WHAT THIS TASK INVOLVES
Please give the data below again in full, exactly as it stands.

RECORDS FOR THIS EXERCISE
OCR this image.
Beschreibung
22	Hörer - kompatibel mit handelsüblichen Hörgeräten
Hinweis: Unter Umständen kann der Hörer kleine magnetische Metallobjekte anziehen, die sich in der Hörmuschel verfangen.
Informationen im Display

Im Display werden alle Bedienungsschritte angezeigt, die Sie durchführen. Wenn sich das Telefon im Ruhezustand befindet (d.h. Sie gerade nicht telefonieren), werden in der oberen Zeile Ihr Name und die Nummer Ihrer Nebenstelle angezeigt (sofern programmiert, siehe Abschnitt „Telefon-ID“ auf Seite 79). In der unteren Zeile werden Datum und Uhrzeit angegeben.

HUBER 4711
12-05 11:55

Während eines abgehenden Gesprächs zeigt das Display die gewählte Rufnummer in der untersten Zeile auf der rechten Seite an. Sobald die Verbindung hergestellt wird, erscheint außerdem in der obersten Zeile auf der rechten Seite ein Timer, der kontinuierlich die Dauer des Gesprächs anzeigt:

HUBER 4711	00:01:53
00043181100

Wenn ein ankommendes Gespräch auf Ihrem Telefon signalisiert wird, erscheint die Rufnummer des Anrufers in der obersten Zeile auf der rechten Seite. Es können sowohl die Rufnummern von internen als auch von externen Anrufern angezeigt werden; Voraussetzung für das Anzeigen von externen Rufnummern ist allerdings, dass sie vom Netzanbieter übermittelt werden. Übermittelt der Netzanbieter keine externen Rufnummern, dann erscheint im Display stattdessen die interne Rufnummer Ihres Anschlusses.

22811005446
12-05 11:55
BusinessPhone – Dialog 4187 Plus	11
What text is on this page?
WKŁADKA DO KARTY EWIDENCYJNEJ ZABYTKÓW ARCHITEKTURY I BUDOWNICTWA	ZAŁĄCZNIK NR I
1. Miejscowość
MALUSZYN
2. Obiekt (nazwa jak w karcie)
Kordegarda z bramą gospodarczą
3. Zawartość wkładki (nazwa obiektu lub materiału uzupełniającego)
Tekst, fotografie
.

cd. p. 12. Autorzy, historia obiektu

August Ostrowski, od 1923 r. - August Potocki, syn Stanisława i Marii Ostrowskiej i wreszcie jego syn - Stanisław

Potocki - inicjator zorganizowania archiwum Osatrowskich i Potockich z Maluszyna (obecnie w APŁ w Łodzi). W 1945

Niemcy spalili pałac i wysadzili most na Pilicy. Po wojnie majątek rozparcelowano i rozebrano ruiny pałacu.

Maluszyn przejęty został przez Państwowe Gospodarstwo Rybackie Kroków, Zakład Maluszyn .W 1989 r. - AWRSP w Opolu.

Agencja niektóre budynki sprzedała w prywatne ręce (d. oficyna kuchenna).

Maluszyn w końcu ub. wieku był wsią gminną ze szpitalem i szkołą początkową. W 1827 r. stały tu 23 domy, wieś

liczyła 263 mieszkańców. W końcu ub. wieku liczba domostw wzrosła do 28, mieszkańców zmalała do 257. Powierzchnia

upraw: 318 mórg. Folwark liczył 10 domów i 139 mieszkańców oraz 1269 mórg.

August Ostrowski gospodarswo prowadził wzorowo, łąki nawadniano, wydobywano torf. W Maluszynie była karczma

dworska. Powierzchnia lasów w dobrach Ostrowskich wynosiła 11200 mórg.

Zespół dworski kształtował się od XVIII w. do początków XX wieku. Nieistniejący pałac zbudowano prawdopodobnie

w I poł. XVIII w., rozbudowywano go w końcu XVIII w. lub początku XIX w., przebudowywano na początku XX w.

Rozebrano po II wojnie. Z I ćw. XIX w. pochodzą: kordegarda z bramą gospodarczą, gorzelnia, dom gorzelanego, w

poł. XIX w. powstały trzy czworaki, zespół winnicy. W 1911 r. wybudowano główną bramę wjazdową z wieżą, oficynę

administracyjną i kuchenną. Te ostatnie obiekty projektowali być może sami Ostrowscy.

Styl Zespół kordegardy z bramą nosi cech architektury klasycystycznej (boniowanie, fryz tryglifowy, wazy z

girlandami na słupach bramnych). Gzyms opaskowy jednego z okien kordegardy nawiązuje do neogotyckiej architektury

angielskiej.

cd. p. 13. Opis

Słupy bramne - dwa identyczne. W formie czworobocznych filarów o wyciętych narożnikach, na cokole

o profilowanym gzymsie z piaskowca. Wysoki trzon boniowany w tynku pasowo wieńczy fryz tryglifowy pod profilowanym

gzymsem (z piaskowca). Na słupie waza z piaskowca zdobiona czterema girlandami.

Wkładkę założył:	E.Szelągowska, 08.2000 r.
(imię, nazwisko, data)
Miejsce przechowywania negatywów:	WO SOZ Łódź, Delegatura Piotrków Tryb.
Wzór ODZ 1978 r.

RESULT OF THE TASK
OCR this image.
Beschreibung
22	Hörer - kompatibel mit handelsüblichen Hörgeräten
Hinweis: Unter Umständen kann der Hörer kleine magnetische Metallobjekte anziehen, die sich in der Hörmuschel verfangen.
Informationen im Display

Im Display werden alle Bedienungsschritte angezeigt, die Sie durchführen. Wenn sich das Telefon im Ruhezustand befindet (d.h. Sie gerade nicht telefonieren), werden in der oberen Zeile Ihr Name und die Nummer Ihrer Nebenstelle angezeigt (sofern programmiert, siehe Abschnitt „Telefon-ID“ auf Seite 79). In der unteren Zeile werden Datum und Uhrzeit angegeben.

HUBER 4711
12-05 11:55

Während eines abgehenden Gesprächs zeigt das Display die gewählte Rufnummer in der untersten Zeile auf der rechten Seite an. Sobald die Verbindung hergestellt wird, erscheint außerdem in der obersten Zeile auf der rechten Seite ein Timer, der kontinuierlich die Dauer des Gesprächs anzeigt:

HUBER 4711	00:01:53
00043181100

Wenn ein ankommendes Gespräch auf Ihrem Telefon signalisiert wird, erscheint die Rufnummer des Anrufers in der obersten Zeile auf der rechten Seite. Es können sowohl die Rufnummern von internen als auch von externen Anrufern angezeigt werden; Voraussetzung für das Anzeigen von externen Rufnummern ist allerdings, dass sie vom Netzanbieter übermittelt werden. Übermittelt der Netzanbieter keine externen Rufnummern, dann erscheint im Display stattdessen die interne Rufnummer Ihres Anschlusses.

22811005446
12-05 11:55
BusinessPhone – Dialog 4187 Plus	11
What text is on this page?
WKŁADKA DO KARTY EWIDENCYJNEJ ZABYTKÓW ARCHITEKTURY I BUDOWNICTWA	ZAŁĄCZNIK NR I
1. Miejscowość
MALUSZYN
2. Obiekt (nazwa jak w karcie)
Kordegarda z bramą gospodarczą
3. Zawartość wkładki (nazwa obiektu lub materiału uzupełniającego)
Tekst, fotografie
.

cd. p. 12. Autorzy, historia obiektu

August Ostrowski, od 1923 r. - August Potocki, syn Stanisława i Marii Ostrowskiej i wreszcie jego syn - Stanisław

Potocki - inicjator zorganizowania archiwum Osatrowskich i Potockich z Maluszyna (obecnie w APŁ w Łodzi). W 1945

Niemcy spalili pałac i wysadzili most na Pilicy. Po wojnie majątek rozparcelowano i rozebrano ruiny pałacu.

Maluszyn przejęty został przez Państwowe Gospodarstwo Rybackie Kroków, Zakład Maluszyn .W 1989 r. - AWRSP w Opolu.

Agencja niektóre budynki sprzedała w prywatne ręce (d. oficyna kuchenna).

Maluszyn w końcu ub. wieku był wsią gminną ze szpitalem i szkołą początkową. W 1827 r. stały tu 23 domy, wieś

liczyła 263 mieszkańców. W końcu ub. wieku liczba domostw wzrosła do 28, mieszkańców zmalała do 257. Powierzchnia

upraw: 318 mórg. Folwark liczył 10 domów i 139 mieszkańców oraz 1269 mórg.

August Ostrowski gospodarswo prowadził wzorowo, łąki nawadniano, wydobywano torf. W Maluszynie była karczma

dworska. Powierzchnia lasów w dobrach Ostrowskich wynosiła 11200 mórg.

Zespół dworski kształtował się od XVIII w. do początków XX wieku. Nieistniejący pałac zbudowano prawdopodobnie

w I poł. XVIII w., rozbudowywano go w końcu XVIII w. lub początku XIX w., przebudowywano na początku XX w.

Rozebrano po II wojnie. Z I ćw. XIX w. pochodzą: kordegarda z bramą gospodarczą, gorzelnia, dom gorzelanego, w

poł. XIX w. powstały trzy czworaki, zespół winnicy. W 1911 r. wybudowano główną bramę wjazdową z wieżą, oficynę

administracyjną i kuchenną. Te ostatnie obiekty projektowali być może sami Ostrowscy.

Styl Zespół kordegardy z bramą nosi cech architektury klasycystycznej (boniowanie, fryz tryglifowy, wazy z

girlandami na słupach bramnych). Gzyms opaskowy jednego z okien kordegardy nawiązuje do neogotyckiej architektury

angielskiej.

cd. p. 13. Opis

Słupy bramne - dwa identyczne. W formie czworobocznych filarów o wyciętych narożnikach, na cokole

o profilowanym gzymsie z piaskowca. Wysoki trzon boniowany w tynku pasowo wieńczy fryz tryglifowy pod profilowanym

gzymsem (z piaskowca). Na słupie waza z piaskowca zdobiona czterema girlandami.

Wkładkę założył:	E.Szelągowska, 08.2000 r.
(imię, nazwisko, data)
Miejsce przechowywania negatywów:	WO SOZ Łódź, Delegatura Piotrków Tryb.
Wzór ODZ 1978 r.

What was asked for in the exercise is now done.